[Given data]
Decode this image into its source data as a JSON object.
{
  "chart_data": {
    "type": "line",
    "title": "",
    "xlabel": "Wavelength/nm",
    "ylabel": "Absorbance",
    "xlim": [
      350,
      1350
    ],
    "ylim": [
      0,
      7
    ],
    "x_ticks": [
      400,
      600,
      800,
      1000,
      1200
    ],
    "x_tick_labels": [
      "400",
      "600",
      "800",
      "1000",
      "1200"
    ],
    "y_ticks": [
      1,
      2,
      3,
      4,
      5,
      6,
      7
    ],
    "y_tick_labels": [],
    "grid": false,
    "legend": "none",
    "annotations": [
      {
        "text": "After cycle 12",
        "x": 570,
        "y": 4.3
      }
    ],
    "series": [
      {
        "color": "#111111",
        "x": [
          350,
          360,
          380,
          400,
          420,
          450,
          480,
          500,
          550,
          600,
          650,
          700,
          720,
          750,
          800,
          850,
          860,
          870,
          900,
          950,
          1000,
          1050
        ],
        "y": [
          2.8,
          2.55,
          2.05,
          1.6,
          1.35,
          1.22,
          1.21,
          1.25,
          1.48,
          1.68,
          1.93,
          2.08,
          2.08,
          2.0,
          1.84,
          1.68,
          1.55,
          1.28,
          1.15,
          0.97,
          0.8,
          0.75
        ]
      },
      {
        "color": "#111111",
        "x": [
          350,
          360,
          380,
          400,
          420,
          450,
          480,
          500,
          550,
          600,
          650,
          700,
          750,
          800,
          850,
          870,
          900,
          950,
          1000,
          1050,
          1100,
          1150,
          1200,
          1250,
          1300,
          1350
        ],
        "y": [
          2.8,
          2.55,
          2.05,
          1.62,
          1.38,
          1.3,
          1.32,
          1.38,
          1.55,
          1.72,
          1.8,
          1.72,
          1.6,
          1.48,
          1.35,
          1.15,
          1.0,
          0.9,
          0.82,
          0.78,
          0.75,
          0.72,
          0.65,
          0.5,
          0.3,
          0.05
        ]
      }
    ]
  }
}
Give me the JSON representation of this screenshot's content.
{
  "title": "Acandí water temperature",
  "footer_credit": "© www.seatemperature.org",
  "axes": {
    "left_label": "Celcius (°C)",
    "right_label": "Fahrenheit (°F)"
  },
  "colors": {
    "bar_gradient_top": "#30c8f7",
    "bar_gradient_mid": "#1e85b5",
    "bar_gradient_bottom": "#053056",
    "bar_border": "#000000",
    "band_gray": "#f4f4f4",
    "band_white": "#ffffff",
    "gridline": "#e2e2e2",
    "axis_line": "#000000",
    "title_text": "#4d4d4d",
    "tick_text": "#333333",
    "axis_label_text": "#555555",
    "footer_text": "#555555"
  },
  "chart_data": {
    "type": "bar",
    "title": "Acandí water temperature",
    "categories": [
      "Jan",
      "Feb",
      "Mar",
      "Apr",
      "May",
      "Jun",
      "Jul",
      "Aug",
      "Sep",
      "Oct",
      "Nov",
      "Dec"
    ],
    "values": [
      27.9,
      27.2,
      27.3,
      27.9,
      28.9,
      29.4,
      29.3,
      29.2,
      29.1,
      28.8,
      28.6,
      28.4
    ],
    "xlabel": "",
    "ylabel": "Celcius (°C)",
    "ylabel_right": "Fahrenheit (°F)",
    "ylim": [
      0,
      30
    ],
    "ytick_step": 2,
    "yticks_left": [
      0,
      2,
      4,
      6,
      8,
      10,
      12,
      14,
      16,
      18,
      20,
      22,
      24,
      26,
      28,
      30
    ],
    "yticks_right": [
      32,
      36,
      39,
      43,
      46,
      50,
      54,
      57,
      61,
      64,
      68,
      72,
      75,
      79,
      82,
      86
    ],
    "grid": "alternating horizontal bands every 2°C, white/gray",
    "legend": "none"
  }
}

[What to work on] In the lines above, find each one with "water" and list it.

[Exercise answer]
  "title": "Acandí water temperature",
    "title": "Acandí water temperature",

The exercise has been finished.